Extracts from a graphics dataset

---+---

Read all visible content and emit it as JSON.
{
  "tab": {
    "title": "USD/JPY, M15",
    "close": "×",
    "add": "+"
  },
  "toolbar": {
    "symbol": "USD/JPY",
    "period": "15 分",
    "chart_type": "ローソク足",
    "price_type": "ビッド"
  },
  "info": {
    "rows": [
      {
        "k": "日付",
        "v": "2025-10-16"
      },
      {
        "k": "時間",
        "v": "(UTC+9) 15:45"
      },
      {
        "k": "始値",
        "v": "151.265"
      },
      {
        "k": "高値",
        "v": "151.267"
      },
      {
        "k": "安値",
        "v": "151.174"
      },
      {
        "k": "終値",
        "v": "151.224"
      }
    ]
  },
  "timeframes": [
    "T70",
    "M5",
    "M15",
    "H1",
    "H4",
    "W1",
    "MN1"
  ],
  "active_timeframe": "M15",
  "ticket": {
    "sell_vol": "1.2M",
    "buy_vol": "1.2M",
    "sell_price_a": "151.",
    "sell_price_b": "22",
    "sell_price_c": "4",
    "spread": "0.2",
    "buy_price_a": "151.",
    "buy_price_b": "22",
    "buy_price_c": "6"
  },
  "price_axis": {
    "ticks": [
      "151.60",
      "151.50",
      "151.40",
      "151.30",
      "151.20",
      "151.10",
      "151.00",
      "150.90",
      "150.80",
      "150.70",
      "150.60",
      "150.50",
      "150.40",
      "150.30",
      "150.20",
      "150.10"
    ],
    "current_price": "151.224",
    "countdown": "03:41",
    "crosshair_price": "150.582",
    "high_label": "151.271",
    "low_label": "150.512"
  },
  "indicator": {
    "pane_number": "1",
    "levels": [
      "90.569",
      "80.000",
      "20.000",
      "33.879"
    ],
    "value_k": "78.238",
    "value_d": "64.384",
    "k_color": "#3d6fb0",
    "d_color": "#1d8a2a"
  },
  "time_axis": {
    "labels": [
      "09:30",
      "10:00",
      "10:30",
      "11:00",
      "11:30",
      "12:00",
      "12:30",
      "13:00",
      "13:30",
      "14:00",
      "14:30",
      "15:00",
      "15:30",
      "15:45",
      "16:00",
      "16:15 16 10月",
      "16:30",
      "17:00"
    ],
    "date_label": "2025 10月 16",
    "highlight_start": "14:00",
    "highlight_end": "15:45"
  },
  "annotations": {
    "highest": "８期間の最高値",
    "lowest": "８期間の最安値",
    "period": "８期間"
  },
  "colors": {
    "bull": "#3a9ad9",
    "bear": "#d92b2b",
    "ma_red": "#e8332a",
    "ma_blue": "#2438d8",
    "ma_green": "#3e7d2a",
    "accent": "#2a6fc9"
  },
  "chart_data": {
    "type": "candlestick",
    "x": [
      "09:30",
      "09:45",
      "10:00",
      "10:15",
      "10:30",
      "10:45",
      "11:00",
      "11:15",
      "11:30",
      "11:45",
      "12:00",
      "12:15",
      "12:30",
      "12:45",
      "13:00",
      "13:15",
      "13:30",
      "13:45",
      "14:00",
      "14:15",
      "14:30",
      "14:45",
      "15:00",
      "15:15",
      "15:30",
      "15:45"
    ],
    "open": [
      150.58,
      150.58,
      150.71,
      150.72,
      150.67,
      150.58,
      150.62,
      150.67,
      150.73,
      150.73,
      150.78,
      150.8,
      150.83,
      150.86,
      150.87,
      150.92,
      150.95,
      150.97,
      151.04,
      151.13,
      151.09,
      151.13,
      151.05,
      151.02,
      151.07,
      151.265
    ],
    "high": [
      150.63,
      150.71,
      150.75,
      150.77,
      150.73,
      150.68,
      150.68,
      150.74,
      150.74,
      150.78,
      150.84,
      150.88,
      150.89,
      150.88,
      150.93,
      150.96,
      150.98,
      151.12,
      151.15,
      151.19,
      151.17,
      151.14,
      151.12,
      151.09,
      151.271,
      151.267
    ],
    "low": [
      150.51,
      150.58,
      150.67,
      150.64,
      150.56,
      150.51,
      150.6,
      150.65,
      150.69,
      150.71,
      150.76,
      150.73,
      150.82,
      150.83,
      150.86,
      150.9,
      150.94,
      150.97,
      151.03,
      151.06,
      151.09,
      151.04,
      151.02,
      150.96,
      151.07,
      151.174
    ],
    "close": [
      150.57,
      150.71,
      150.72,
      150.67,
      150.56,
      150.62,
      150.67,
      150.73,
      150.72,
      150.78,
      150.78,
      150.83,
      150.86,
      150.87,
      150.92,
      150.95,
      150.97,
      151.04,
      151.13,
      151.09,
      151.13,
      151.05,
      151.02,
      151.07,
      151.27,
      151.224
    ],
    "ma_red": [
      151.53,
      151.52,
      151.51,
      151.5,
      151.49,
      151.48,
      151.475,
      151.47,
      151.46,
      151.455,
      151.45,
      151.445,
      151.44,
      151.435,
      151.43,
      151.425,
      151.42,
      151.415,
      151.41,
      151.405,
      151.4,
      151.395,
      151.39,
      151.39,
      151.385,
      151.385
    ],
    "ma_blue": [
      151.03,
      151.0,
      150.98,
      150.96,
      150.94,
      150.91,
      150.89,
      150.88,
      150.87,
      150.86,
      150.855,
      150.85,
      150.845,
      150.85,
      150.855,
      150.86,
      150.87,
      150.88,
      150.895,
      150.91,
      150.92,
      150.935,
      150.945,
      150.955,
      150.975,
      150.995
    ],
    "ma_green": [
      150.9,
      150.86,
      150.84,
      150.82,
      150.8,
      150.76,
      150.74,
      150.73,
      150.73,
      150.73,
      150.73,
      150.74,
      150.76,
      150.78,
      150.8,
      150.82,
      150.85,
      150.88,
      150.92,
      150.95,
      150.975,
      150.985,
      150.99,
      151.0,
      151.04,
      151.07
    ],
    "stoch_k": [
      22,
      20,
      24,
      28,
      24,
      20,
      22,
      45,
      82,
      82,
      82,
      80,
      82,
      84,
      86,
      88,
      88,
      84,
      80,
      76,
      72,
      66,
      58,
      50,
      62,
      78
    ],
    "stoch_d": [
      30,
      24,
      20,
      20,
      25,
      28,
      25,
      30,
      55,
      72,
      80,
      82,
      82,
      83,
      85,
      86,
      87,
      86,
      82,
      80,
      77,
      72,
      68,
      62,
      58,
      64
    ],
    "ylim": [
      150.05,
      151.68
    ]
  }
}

---+---

* _Written instruction_: Go back to the listing above and please repeat it exactly.

* _Answer below_:
Read all visible content and emit it as JSON.
{
  "tab": {
    "title": "USD/JPY, M15",
    "close": "×",
    "add": "+"
  },
  "toolbar": {
    "symbol": "USD/JPY",
    "period": "15 分",
    "chart_type": "ローソク足",
    "price_type": "ビッド"
  },
  "info": {
    "rows": [
      {
        "k": "日付",
        "v": "2025-10-16"
      },
      {
        "k": "時間",
        "v": "(UTC+9) 15:45"
      },
      {
        "k": "始値",
        "v": "151.265"
      },
      {
        "k": "高値",
        "v": "151.267"
      },
      {
        "k": "安値",
        "v": "151.174"
      },
      {
        "k": "終値",
        "v": "151.224"
      }
    ]
  },
  "timeframes": [
    "T70",
    "M5",
    "M15",
    "H1",
    "H4",
    "W1",
    "MN1"
  ],
  "active_timeframe": "M15",
  "ticket": {
    "sell_vol": "1.2M",
    "buy_vol": "1.2M",
    "sell_price_a": "151.",
    "sell_price_b": "22",
    "sell_price_c": "4",
    "spread": "0.2",
    "buy_price_a": "151.",
    "buy_price_b": "22",
    "buy_price_c": "6"
  },
  "price_axis": {
    "ticks": [
      "151.60",
      "151.50",
      "151.40",
      "151.30",
      "151.20",
      "151.10",
      "151.00",
      "150.90",
      "150.80",
      "150.70",
      "150.60",
      "150.50",
      "150.40",
      "150.30",
      "150.20",
      "150.10"
    ],
    "current_price": "151.224",
    "countdown": "03:41",
    "crosshair_price": "150.582",
    "high_label": "151.271",
    "low_label": "150.512"
  },
  "indicator": {
    "pane_number": "1",
    "levels": [
      "90.569",
      "80.000",
      "20.000",
      "33.879"
    ],
    "value_k": "78.238",
    "value_d": "64.384",
    "k_color": "#3d6fb0",
    "d_color": "#1d8a2a"
  },
  "time_axis": {
    "labels": [
      "09:30",
      "10:00",
      "10:30",
      "11:00",
      "11:30",
      "12:00",
      "12:30",
      "13:00",
      "13:30",
      "14:00",
      "14:30",
      "15:00",
      "15:30",
      "15:45",
      "16:00",
      "16:15 16 10月",
      "16:30",
      "17:00"
    ],
    "date_label": "2025 10月 16",
    "highlight_start": "14:00",
    "highlight_end": "15:45"
  },
  "annotations": {
    "highest": "８期間の最高値",
    "lowest": "８期間の最安値",
    "period": "８期間"
  },
  "colors": {
    "bull": "#3a9ad9",
    "bear": "#d92b2b",
    "ma_red": "#e8332a",
    "ma_blue": "#2438d8",
    "ma_green": "#3e7d2a",
    "accent": "#2a6fc9"
  },
  "chart_data": {
    "type": "candlestick",
    "x": [
      "09:30",
      "09:45",
      "10:00",
      "10:15",
      "10:30",
      "10:45",
      "11:00",
      "11:15",
      "11:30",
      "11:45",
      "12:00",
      "12:15",
      "12:30",
      "12:45",
      "13:00",
      "13:15",
      "13:30",
      "13:45",
      "14:00",
      "14:15",
      "14:30",
      "14:45",
      "15:00",
      "15:15",
      "15:30",
      "15:45"
    ],
    "open": [
      150.58,
      150.58,
      150.71,
      150.72,
      150.67,
      150.58,
      150.62,
      150.67,
      150.73,
      150.73,
      150.78,
      150.8,
      150.83,
      150.86,
      150.87,
      150.92,
      150.95,
      150.97,
      151.04,
      151.13,
      151.09,
      151.13,
      151.05,
      151.02,
      151.07,
      151.265
    ],
    "high": [
      150.63,
      150.71,
      150.75,
      150.77,
      150.73,
      150.68,
      150.68,
      150.74,
      150.74,
      150.78,
      150.84,
      150.88,
      150.89,
      150.88,
      150.93,
      150.96,
      150.98,
      151.12,
      151.15,
      151.19,
      151.17,
      151.14,
      151.12,
      151.09,
      151.271,
      151.267
    ],
    "low": [
      150.51,
      150.58,
      150.67,
      150.64,
      150.56,
      150.51,
      150.6,
      150.65,
      150.69,
      150.71,
      150.76,
      150.73,
      150.82,
      150.83,
      150.86,
      150.9,
      150.94,
      150.97,
      151.03,
      151.06,
      151.09,
      151.04,
      151.02,
      150.96,
      151.07,
      151.174
    ],
    "close": [
      150.57,
      150.71,
      150.72,
      150.67,
      150.56,
      150.62,
      150.67,
      150.73,
      150.72,
      150.78,
      150.78,
      150.83,
      150.86,
      150.87,
      150.92,
      150.95,
      150.97,
      151.04,
      151.13,
      151.09,
      151.13,
      151.05,
      151.02,
      151.07,
      151.27,
      151.224
    ],
    "ma_red": [
      151.53,
      151.52,
      151.51,
      151.5,
      151.49,
      151.48,
      151.475,
      151.47,
      151.46,
      151.455,
      151.45,
      151.445,
      151.44,
      151.435,
      151.43,
      151.425,
      151.42,
      151.415,
      151.41,
      151.405,
      151.4,
      151.395,
      151.39,
      151.39,
      151.385,
      151.385
    ],
    "ma_blue": [
      151.03,
      151.0,
      150.98,
      150.96,
      150.94,
      150.91,
      150.89,
      150.88,
      150.87,
      150.86,
      150.855,
      150.85,
      150.845,
      150.85,
      150.855,
      150.86,
      150.87,
      150.88,
      150.895,
      150.91,
      150.92,
      150.935,
      150.945,
      150.955,
      150.975,
      150.995
    ],
    "ma_green": [
      150.9,
      150.86,
      150.84,
      150.82,
      150.8,
      150.76,
      150.74,
      150.73,
      150.73,
      150.73,
      150.73,
      150.74,
      150.76,
      150.78,
      150.8,
      150.82,
      150.85,
      150.88,
      150.92,
      150.95,
      150.975,
      150.985,
      150.99,
      151.0,
      151.04,
      151.07
    ],
    "stoch_k": [
      22,
      20,
      24,
      28,
      24,
      20,
      22,
      45,
      82,
      82,
      82,
      80,
      82,
      84,
      86,
      88,
      88,
      84,
      80,
      76,
      72,
      66,
      58,
      50,
      62,
      78
    ],
    "stoch_d": [
      30,
      24,
      20,
      20,
      25,
      28,
      25,
      30,
      55,
      72,
      80,
      82,
      82,
      83,
      85,
      86,
      87,
      86,
      82,
      80,
      77,
      72,
      68,
      62,
      58,
      64
    ],
    "ylim": [
      150.05,
      151.68
    ]
  }
}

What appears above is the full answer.